Exercise instructions:
Reproduce the records below in full and without edits, omitting images.

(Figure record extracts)
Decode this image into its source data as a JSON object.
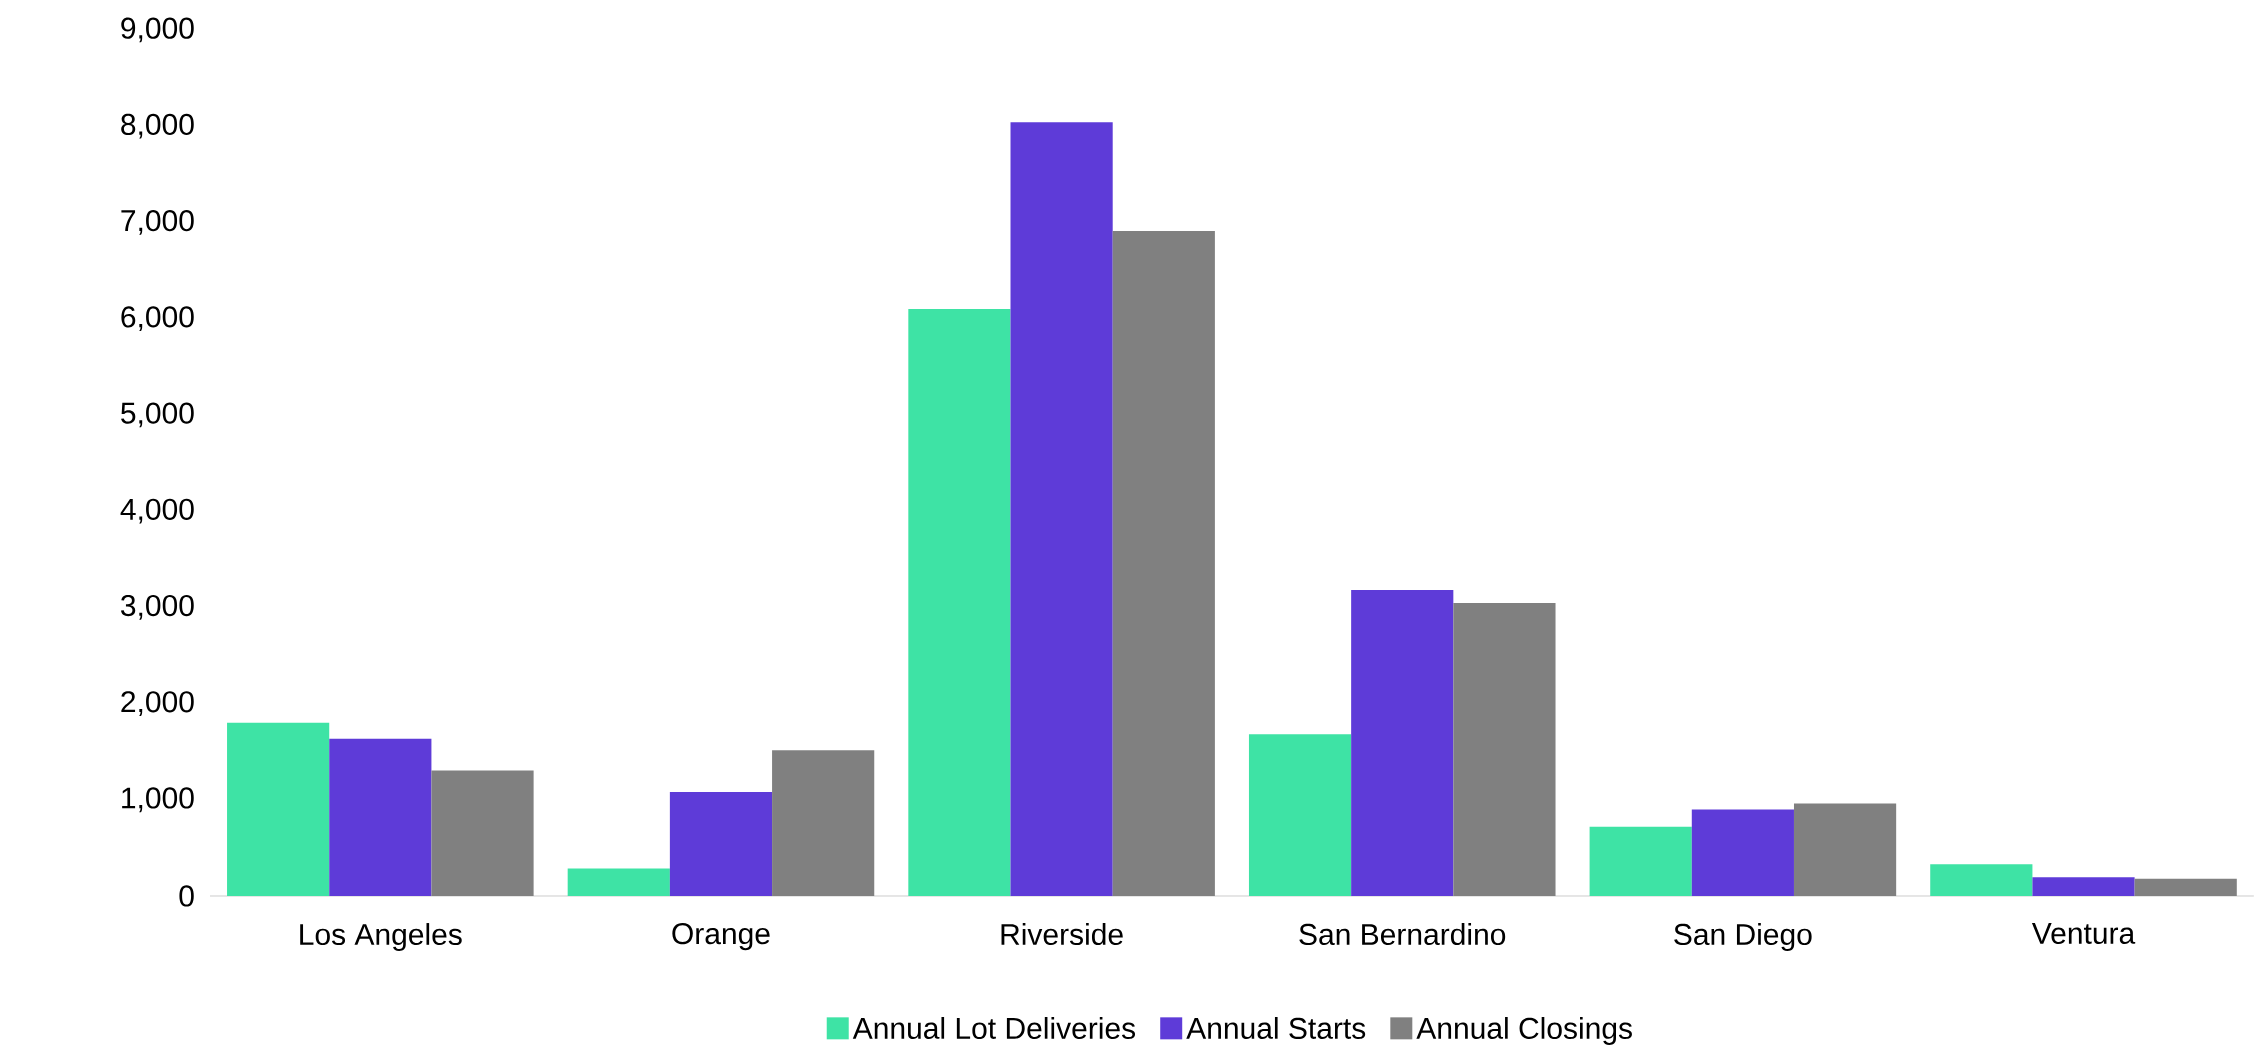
{
  "chart_data": {
    "type": "bar",
    "categories": [
      "Los Angeles",
      "Orange",
      "Riverside",
      "San Bernardino",
      "San Diego",
      "Ventura"
    ],
    "series": [
      {
        "name": "Annual Lot Deliveries",
        "color": "#3ee3a5",
        "values": [
          1800,
          285,
          6100,
          1680,
          720,
          330
        ]
      },
      {
        "name": "Annual Starts",
        "color": "#5e3bd8",
        "values": [
          1635,
          1080,
          8040,
          3180,
          900,
          195
        ]
      },
      {
        "name": "Annual Closings",
        "color": "#808080",
        "values": [
          1305,
          1515,
          6910,
          3045,
          960,
          180
        ]
      }
    ],
    "ylim": [
      0,
      9000
    ],
    "yticks": [
      0,
      {
        "value": 1000,
        "label": "1,000"
      },
      {
        "value": 2000,
        "label": "2,000"
      },
      {
        "value": 3000,
        "label": "3,000"
      },
      {
        "value": 4000,
        "label": "4,000"
      },
      {
        "value": 5000,
        "label": "5,000"
      },
      {
        "value": 6000,
        "label": "6,000"
      },
      {
        "value": 7000,
        "label": "7,000"
      },
      {
        "value": 8000,
        "label": "8,000"
      },
      {
        "value": 9000,
        "label": "9,000"
      }
    ],
    "grid": false,
    "legend": "bottom"
  }
}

Exercise result:
Decode this image into its source data as a JSON object.
{
  "chart_data": {
    "type": "bar",
    "categories": [
      "Los Angeles",
      "Orange",
      "Riverside",
      "San Bernardino",
      "San Diego",
      "Ventura"
    ],
    "series": [
      {
        "name": "Annual Lot Deliveries",
        "color": "#3ee3a5",
        "values": [
          1800,
          285,
          6100,
          1680,
          720,
          330
        ]
      },
      {
        "name": "Annual Starts",
        "color": "#5e3bd8",
        "values": [
          1635,
          1080,
          8040,
          3180,
          900,
          195
        ]
      },
      {
        "name": "Annual Closings",
        "color": "#808080",
        "values": [
          1305,
          1515,
          6910,
          3045,
          960,
          180
        ]
      }
    ],
    "ylim": [
      0,
      9000
    ],
    "yticks": [
      0,
      {
        "value": 1000,
        "label": "1,000"
      },
      {
        "value": 2000,
        "label": "2,000"
      },
      {
        "value": 3000,
        "label": "3,000"
      },
      {
        "value": 4000,
        "label": "4,000"
      },
      {
        "value": 5000,
        "label": "5,000"
      },
      {
        "value": 6000,
        "label": "6,000"
      },
      {
        "value": 7000,
        "label": "7,000"
      },
      {
        "value": 8000,
        "label": "8,000"
      },
      {
        "value": 9000,
        "label": "9,000"
      }
    ],
    "grid": false,
    "legend": "bottom"
  }
}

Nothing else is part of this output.